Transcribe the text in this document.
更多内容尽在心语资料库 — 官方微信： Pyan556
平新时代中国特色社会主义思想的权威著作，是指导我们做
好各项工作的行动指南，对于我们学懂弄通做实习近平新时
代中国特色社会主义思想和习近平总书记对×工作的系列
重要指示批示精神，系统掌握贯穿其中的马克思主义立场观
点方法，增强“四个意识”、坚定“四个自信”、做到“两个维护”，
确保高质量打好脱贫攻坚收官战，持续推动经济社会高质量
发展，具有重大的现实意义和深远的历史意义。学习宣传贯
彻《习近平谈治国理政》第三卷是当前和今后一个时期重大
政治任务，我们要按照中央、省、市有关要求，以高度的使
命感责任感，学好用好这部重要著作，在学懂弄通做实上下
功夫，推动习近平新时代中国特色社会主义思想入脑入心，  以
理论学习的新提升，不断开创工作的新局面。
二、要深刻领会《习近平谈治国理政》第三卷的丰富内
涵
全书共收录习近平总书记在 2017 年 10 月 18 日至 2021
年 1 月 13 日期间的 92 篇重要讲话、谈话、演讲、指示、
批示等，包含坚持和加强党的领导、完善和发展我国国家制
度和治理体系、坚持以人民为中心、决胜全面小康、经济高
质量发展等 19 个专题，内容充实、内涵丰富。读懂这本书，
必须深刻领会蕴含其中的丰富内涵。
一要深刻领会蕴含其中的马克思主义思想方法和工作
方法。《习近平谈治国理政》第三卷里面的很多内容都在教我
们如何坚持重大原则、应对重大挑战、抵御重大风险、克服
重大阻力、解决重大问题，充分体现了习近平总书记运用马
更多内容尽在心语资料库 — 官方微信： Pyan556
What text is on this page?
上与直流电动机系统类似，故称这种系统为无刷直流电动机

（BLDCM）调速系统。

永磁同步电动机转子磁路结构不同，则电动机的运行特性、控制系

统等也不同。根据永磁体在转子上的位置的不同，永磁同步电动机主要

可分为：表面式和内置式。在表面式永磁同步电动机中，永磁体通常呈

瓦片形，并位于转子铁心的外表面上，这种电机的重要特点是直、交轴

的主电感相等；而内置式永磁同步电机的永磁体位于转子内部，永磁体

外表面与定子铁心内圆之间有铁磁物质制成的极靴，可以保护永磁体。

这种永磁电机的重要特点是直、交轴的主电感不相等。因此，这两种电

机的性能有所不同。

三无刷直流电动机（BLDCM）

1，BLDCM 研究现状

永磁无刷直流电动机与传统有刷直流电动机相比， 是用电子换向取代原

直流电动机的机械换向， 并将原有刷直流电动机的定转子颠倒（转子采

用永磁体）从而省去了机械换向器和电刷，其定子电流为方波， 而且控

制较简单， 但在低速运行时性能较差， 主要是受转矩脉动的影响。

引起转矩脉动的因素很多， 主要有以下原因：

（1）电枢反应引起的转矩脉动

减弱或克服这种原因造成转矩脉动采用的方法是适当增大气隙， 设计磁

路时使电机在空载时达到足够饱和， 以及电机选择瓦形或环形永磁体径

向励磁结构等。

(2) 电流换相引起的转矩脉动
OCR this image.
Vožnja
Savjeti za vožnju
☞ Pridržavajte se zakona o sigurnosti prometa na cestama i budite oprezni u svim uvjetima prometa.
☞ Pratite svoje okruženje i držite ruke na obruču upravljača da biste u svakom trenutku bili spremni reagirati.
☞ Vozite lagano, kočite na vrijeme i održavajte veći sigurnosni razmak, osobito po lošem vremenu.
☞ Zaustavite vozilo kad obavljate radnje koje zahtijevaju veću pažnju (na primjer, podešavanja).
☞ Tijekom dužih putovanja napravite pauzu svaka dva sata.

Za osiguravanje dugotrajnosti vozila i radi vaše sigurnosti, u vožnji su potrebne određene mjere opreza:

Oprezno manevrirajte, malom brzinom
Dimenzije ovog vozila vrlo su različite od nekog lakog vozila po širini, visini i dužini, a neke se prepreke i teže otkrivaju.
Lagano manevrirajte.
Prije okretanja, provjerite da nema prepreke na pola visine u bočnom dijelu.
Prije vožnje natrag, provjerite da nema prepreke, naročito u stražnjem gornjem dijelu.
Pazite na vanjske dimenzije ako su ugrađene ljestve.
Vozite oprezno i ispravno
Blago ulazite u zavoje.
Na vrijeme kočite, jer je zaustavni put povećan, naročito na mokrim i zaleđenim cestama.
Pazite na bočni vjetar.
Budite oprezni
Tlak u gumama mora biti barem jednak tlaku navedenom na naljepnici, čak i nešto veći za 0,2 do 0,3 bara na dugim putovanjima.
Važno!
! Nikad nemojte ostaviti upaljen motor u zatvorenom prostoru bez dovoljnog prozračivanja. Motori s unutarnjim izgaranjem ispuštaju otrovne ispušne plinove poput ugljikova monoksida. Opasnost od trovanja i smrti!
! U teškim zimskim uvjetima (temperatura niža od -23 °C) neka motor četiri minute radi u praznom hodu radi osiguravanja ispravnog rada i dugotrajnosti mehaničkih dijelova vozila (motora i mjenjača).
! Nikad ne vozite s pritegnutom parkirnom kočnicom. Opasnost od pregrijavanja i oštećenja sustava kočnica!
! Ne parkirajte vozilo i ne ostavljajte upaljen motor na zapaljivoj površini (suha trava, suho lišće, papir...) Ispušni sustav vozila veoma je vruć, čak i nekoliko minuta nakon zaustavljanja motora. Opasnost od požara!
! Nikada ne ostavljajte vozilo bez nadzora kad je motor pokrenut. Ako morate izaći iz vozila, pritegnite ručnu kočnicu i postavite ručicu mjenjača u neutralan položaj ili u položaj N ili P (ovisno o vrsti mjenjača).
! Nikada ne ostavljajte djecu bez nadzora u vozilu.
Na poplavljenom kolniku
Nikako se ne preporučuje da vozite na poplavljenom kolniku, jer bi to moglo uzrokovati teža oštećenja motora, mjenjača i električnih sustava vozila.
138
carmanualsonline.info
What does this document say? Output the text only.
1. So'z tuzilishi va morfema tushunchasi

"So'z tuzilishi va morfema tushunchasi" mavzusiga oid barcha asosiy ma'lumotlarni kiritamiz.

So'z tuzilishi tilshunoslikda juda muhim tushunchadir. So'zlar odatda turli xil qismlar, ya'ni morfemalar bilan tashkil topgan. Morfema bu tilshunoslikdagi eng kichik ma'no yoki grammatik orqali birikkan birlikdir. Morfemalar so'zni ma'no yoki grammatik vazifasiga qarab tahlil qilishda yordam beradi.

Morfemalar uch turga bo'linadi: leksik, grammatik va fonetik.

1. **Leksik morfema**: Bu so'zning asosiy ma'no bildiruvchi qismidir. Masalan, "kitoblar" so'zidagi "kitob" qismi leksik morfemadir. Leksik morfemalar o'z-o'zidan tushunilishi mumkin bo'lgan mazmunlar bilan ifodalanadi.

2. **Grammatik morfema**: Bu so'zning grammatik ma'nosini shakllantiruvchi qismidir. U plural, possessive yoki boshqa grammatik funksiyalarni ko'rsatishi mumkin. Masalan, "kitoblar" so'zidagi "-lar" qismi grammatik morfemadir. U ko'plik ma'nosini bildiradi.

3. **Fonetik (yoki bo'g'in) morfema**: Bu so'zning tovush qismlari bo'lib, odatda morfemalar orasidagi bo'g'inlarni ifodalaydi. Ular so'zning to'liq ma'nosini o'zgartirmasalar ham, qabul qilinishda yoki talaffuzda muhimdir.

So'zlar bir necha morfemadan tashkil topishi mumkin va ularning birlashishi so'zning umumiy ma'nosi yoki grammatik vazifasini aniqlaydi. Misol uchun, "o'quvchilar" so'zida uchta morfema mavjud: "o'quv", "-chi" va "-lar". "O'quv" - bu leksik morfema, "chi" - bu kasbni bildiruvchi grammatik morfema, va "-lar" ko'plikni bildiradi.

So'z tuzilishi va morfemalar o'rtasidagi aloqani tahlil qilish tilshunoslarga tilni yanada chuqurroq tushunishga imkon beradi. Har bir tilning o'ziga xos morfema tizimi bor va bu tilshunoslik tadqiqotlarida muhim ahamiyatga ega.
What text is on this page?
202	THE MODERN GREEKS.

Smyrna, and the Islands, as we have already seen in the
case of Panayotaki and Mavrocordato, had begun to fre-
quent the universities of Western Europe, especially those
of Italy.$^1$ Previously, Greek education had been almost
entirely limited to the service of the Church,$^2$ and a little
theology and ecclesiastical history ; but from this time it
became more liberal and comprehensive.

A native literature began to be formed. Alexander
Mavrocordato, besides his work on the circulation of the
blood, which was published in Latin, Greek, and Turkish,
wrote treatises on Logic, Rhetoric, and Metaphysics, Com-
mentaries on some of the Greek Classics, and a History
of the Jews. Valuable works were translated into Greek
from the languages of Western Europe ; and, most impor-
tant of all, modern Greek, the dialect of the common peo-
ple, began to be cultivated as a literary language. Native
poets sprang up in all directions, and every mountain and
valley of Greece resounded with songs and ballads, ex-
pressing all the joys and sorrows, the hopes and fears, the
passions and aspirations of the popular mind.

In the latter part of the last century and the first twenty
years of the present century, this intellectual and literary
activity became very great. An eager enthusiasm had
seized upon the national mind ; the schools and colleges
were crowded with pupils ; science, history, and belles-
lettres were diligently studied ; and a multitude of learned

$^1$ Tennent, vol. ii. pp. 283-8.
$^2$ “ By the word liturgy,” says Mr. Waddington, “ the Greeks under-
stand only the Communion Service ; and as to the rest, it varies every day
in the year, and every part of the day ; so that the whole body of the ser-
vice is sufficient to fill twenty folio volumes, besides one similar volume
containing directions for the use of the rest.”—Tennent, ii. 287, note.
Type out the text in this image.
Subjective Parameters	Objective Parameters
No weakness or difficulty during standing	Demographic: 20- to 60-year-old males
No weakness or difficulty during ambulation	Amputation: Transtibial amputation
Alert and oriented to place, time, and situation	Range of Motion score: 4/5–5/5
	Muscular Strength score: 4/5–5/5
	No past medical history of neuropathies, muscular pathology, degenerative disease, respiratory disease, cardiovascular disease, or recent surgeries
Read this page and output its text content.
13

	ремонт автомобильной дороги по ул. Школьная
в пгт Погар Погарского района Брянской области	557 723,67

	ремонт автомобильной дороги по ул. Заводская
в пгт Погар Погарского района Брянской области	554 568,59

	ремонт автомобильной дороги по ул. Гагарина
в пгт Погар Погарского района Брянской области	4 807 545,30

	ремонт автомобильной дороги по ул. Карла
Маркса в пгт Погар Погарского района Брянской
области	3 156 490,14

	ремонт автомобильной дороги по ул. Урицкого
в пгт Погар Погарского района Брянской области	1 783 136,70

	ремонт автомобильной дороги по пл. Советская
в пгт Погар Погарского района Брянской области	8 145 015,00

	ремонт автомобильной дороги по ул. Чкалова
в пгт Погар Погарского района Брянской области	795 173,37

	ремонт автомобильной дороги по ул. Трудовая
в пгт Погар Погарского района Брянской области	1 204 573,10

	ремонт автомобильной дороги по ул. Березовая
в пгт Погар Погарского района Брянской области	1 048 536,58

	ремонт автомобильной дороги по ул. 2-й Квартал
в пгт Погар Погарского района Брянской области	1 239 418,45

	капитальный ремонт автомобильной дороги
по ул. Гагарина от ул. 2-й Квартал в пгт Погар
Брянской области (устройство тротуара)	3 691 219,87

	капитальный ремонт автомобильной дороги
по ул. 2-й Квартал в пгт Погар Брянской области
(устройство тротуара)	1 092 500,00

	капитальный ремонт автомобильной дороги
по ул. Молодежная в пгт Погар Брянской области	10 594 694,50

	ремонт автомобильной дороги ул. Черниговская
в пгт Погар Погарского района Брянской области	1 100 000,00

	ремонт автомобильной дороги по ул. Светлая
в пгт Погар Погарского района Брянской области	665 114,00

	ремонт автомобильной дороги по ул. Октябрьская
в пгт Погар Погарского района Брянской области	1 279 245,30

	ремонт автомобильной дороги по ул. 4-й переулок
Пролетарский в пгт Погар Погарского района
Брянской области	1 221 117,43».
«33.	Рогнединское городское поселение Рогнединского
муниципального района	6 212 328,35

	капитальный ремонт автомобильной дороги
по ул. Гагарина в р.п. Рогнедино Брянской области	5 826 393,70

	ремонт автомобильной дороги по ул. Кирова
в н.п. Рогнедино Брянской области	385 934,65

************

** YOUR INSTRUCTIONS **
Look for the word "became" and return every line where it occurs.

** RESULT **
became more liberal and comprehensive.
activity became very great. An eager enthusiasm had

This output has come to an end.